• EXERCISE BRIEF: Repeat every line of the listing below exactly, minus the pictures.

• RECORDS FOR THE EXERCISE:

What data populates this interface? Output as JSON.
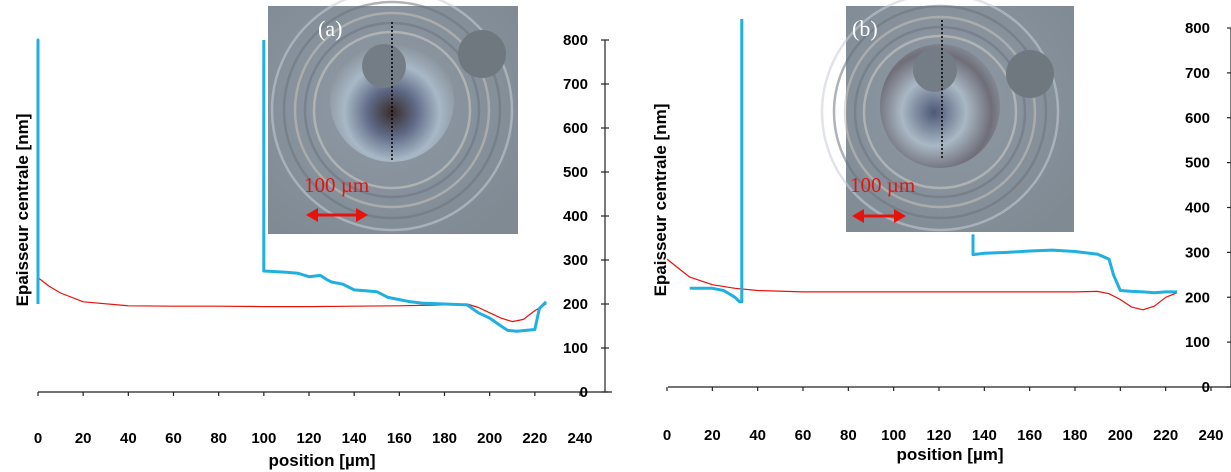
{
  "chart_data": [
    {
      "type": "line",
      "panel_label": "(a)",
      "scale_bar_label": "100 µm",
      "xlabel": "position [µm]",
      "ylabel": "Epaisseur centrale [nm]",
      "xlim": [
        0,
        240
      ],
      "ylim": [
        0,
        800
      ],
      "x_ticks": [
        0,
        20,
        40,
        60,
        80,
        100,
        120,
        140,
        160,
        180,
        200,
        220,
        240
      ],
      "y_ticks": [
        0,
        100,
        200,
        300,
        400,
        500,
        600,
        700,
        800
      ],
      "y_axis_position": "right",
      "series": [
        {
          "color": "#e8120c",
          "points": [
            [
              0,
              260
            ],
            [
              5,
              240
            ],
            [
              10,
              225
            ],
            [
              20,
              205
            ],
            [
              40,
              196
            ],
            [
              60,
              195
            ],
            [
              80,
              195
            ],
            [
              100,
              194
            ],
            [
              120,
              194
            ],
            [
              140,
              195
            ],
            [
              160,
              196
            ],
            [
              180,
              198
            ],
            [
              190,
              200
            ],
            [
              195,
              192
            ],
            [
              200,
              180
            ],
            [
              205,
              168
            ],
            [
              210,
              160
            ],
            [
              215,
              165
            ],
            [
              220,
              185
            ],
            [
              225,
              200
            ]
          ]
        },
        {
          "color": "#1fb0e0",
          "points": [
            [
              0,
              200
            ],
            [
              0,
              800
            ],
            [
              0,
              200
            ]
          ]
        },
        {
          "color": "#1fb0e0",
          "points": [
            [
              100,
              800
            ],
            [
              100,
              275
            ],
            [
              110,
              272
            ],
            [
              115,
              270
            ],
            [
              120,
              262
            ],
            [
              125,
              265
            ],
            [
              128,
              255
            ],
            [
              130,
              250
            ],
            [
              135,
              245
            ],
            [
              140,
              232
            ],
            [
              145,
              230
            ],
            [
              150,
              228
            ],
            [
              155,
              215
            ],
            [
              160,
              210
            ],
            [
              165,
              205
            ],
            [
              170,
              202
            ],
            [
              180,
              200
            ],
            [
              190,
              198
            ],
            [
              195,
              180
            ],
            [
              200,
              168
            ],
            [
              205,
              150
            ],
            [
              208,
              140
            ],
            [
              212,
              138
            ],
            [
              216,
              140
            ],
            [
              220,
              142
            ],
            [
              222,
              190
            ],
            [
              225,
              205
            ]
          ]
        }
      ]
    },
    {
      "type": "line",
      "panel_label": "(b)",
      "scale_bar_label": "100 µm",
      "xlabel": "position [µm]",
      "ylabel": "Epaisseur centrale [nm]",
      "xlim": [
        0,
        240
      ],
      "ylim": [
        0,
        800
      ],
      "x_ticks": [
        0,
        20,
        40,
        60,
        80,
        100,
        120,
        140,
        160,
        180,
        200,
        220,
        240
      ],
      "y_ticks": [
        0,
        100,
        200,
        300,
        400,
        500,
        600,
        700,
        800
      ],
      "y_axis_position": "right",
      "series": [
        {
          "color": "#e8120c",
          "points": [
            [
              0,
              285
            ],
            [
              5,
              265
            ],
            [
              10,
              245
            ],
            [
              20,
              228
            ],
            [
              30,
              220
            ],
            [
              40,
              215
            ],
            [
              60,
              212
            ],
            [
              80,
              212
            ],
            [
              100,
              212
            ],
            [
              120,
              212
            ],
            [
              140,
              212
            ],
            [
              160,
              212
            ],
            [
              180,
              212
            ],
            [
              190,
              213
            ],
            [
              195,
              208
            ],
            [
              200,
              195
            ],
            [
              205,
              178
            ],
            [
              210,
              172
            ],
            [
              215,
              180
            ],
            [
              220,
              200
            ],
            [
              225,
              210
            ]
          ]
        },
        {
          "color": "#1fb0e0",
          "points": [
            [
              10,
              220
            ],
            [
              20,
              220
            ],
            [
              25,
              215
            ],
            [
              30,
              200
            ],
            [
              32,
              190
            ],
            [
              33,
              190
            ],
            [
              33,
              820
            ]
          ]
        },
        {
          "color": "#1fb0e0",
          "points": [
            [
              135,
              340
            ],
            [
              135,
              295
            ],
            [
              140,
              298
            ],
            [
              150,
              300
            ],
            [
              160,
              303
            ],
            [
              170,
              305
            ],
            [
              180,
              302
            ],
            [
              190,
              296
            ],
            [
              195,
              285
            ],
            [
              197,
              250
            ],
            [
              200,
              215
            ],
            [
              205,
              213
            ],
            [
              210,
              212
            ],
            [
              215,
              210
            ],
            [
              220,
              212
            ],
            [
              225,
              212
            ]
          ]
        }
      ]
    }
  ]
}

• WRITTEN ANSWER:
What data populates this interface? Output as JSON.
{
  "chart_data": [
    {
      "type": "line",
      "panel_label": "(a)",
      "scale_bar_label": "100 µm",
      "xlabel": "position [µm]",
      "ylabel": "Epaisseur centrale [nm]",
      "xlim": [
        0,
        240
      ],
      "ylim": [
        0,
        800
      ],
      "x_ticks": [
        0,
        20,
        40,
        60,
        80,
        100,
        120,
        140,
        160,
        180,
        200,
        220,
        240
      ],
      "y_ticks": [
        0,
        100,
        200,
        300,
        400,
        500,
        600,
        700,
        800
      ],
      "y_axis_position": "right",
      "series": [
        {
          "color": "#e8120c",
          "points": [
            [
              0,
              260
            ],
            [
              5,
              240
            ],
            [
              10,
              225
            ],
            [
              20,
              205
            ],
            [
              40,
              196
            ],
            [
              60,
              195
            ],
            [
              80,
              195
            ],
            [
              100,
              194
            ],
            [
              120,
              194
            ],
            [
              140,
              195
            ],
            [
              160,
              196
            ],
            [
              180,
              198
            ],
            [
              190,
              200
            ],
            [
              195,
              192
            ],
            [
              200,
              180
            ],
            [
              205,
              168
            ],
            [
              210,
              160
            ],
            [
              215,
              165
            ],
            [
              220,
              185
            ],
            [
              225,
              200
            ]
          ]
        },
        {
          "color": "#1fb0e0",
          "points": [
            [
              0,
              200
            ],
            [
              0,
              800
            ],
            [
              0,
              200
            ]
          ]
        },
        {
          "color": "#1fb0e0",
          "points": [
            [
              100,
              800
            ],
            [
              100,
              275
            ],
            [
              110,
              272
            ],
            [
              115,
              270
            ],
            [
              120,
              262
            ],
            [
              125,
              265
            ],
            [
              128,
              255
            ],
            [
              130,
              250
            ],
            [
              135,
              245
            ],
            [
              140,
              232
            ],
            [
              145,
              230
            ],
            [
              150,
              228
            ],
            [
              155,
              215
            ],
            [
              160,
              210
            ],
            [
              165,
              205
            ],
            [
              170,
              202
            ],
            [
              180,
              200
            ],
            [
              190,
              198
            ],
            [
              195,
              180
            ],
            [
              200,
              168
            ],
            [
              205,
              150
            ],
            [
              208,
              140
            ],
            [
              212,
              138
            ],
            [
              216,
              140
            ],
            [
              220,
              142
            ],
            [
              222,
              190
            ],
            [
              225,
              205
            ]
          ]
        }
      ]
    },
    {
      "type": "line",
      "panel_label": "(b)",
      "scale_bar_label": "100 µm",
      "xlabel": "position [µm]",
      "ylabel": "Epaisseur centrale [nm]",
      "xlim": [
        0,
        240
      ],
      "ylim": [
        0,
        800
      ],
      "x_ticks": [
        0,
        20,
        40,
        60,
        80,
        100,
        120,
        140,
        160,
        180,
        200,
        220,
        240
      ],
      "y_ticks": [
        0,
        100,
        200,
        300,
        400,
        500,
        600,
        700,
        800
      ],
      "y_axis_position": "right",
      "series": [
        {
          "color": "#e8120c",
          "points": [
            [
              0,
              285
            ],
            [
              5,
              265
            ],
            [
              10,
              245
            ],
            [
              20,
              228
            ],
            [
              30,
              220
            ],
            [
              40,
              215
            ],
            [
              60,
              212
            ],
            [
              80,
              212
            ],
            [
              100,
              212
            ],
            [
              120,
              212
            ],
            [
              140,
              212
            ],
            [
              160,
              212
            ],
            [
              180,
              212
            ],
            [
              190,
              213
            ],
            [
              195,
              208
            ],
            [
              200,
              195
            ],
            [
              205,
              178
            ],
            [
              210,
              172
            ],
            [
              215,
              180
            ],
            [
              220,
              200
            ],
            [
              225,
              210
            ]
          ]
        },
        {
          "color": "#1fb0e0",
          "points": [
            [
              10,
              220
            ],
            [
              20,
              220
            ],
            [
              25,
              215
            ],
            [
              30,
              200
            ],
            [
              32,
              190
            ],
            [
              33,
              190
            ],
            [
              33,
              820
            ]
          ]
        },
        {
          "color": "#1fb0e0",
          "points": [
            [
              135,
              340
            ],
            [
              135,
              295
            ],
            [
              140,
              298
            ],
            [
              150,
              300
            ],
            [
              160,
              303
            ],
            [
              170,
              305
            ],
            [
              180,
              302
            ],
            [
              190,
              296
            ],
            [
              195,
              285
            ],
            [
              197,
              250
            ],
            [
              200,
              215
            ],
            [
              205,
              213
            ],
            [
              210,
              212
            ],
            [
              215,
              210
            ],
            [
              220,
              212
            ],
            [
              225,
              212
            ]
          ]
        }
      ]
    }
  ]
}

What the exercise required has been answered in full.